Quote the entries that follow exactly, leaving none out.

>> begin

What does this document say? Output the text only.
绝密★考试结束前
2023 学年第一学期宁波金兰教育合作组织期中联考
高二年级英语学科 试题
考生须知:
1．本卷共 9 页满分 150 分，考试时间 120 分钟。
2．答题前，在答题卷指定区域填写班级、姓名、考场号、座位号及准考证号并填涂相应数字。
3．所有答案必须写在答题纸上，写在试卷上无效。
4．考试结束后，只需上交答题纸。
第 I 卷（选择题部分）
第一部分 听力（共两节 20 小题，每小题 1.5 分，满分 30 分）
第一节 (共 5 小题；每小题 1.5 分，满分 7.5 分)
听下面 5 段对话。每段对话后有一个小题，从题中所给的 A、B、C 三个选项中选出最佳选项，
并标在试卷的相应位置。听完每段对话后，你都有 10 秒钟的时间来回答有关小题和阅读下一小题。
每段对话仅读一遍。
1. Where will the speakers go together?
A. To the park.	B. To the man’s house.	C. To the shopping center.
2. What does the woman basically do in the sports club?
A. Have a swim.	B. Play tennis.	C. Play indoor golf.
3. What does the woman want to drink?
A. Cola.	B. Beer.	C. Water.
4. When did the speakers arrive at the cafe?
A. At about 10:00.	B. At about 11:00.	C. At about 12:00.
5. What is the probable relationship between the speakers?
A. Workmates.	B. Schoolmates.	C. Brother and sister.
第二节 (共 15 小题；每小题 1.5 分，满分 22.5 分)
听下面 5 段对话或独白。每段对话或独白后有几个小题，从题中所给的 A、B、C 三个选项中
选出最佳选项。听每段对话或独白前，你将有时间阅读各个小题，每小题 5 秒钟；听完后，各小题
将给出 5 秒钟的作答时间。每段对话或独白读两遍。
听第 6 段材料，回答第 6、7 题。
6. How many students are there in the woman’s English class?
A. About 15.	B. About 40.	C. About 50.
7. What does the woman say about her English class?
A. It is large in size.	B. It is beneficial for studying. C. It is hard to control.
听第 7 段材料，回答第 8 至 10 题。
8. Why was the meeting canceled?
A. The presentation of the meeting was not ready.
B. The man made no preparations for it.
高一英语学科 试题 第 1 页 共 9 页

>> end

Answer to the exercise:
What does this document say? Output the text only.
绝密★考试结束前
2023 学年第一学期宁波金兰教育合作组织期中联考
高二年级英语学科 试题
考生须知:
1．本卷共 9 页满分 150 分，考试时间 120 分钟。
2．答题前，在答题卷指定区域填写班级、姓名、考场号、座位号及准考证号并填涂相应数字。
3．所有答案必须写在答题纸上，写在试卷上无效。
4．考试结束后，只需上交答题纸。
第 I 卷（选择题部分）
第一部分 听力（共两节 20 小题，每小题 1.5 分，满分 30 分）
第一节 (共 5 小题；每小题 1.5 分，满分 7.5 分)
听下面 5 段对话。每段对话后有一个小题，从题中所给的 A、B、C 三个选项中选出最佳选项，
并标在试卷的相应位置。听完每段对话后，你都有 10 秒钟的时间来回答有关小题和阅读下一小题。
每段对话仅读一遍。
1. Where will the speakers go together?
A. To the park.	B. To the man’s house.	C. To the shopping center.
2. What does the woman basically do in the sports club?
A. Have a swim.	B. Play tennis.	C. Play indoor golf.
3. What does the woman want to drink?
A. Cola.	B. Beer.	C. Water.
4. When did the speakers arrive at the cafe?
A. At about 10:00.	B. At about 11:00.	C. At about 12:00.
5. What is the probable relationship between the speakers?
A. Workmates.	B. Schoolmates.	C. Brother and sister.
第二节 (共 15 小题；每小题 1.5 分，满分 22.5 分)
听下面 5 段对话或独白。每段对话或独白后有几个小题，从题中所给的 A、B、C 三个选项中
选出最佳选项。听每段对话或独白前，你将有时间阅读各个小题，每小题 5 秒钟；听完后，各小题
将给出 5 秒钟的作答时间。每段对话或独白读两遍。
听第 6 段材料，回答第 6、7 题。
6. How many students are there in the woman’s English class?
A. About 15.	B. About 40.	C. About 50.
7. What does the woman say about her English class?
A. It is large in size.	B. It is beneficial for studying. C. It is hard to control.
听第 7 段材料，回答第 8 至 10 题。
8. Why was the meeting canceled?
A. The presentation of the meeting was not ready.
B. The man made no preparations for it.
高一英语学科 试题 第 1 页 共 9 页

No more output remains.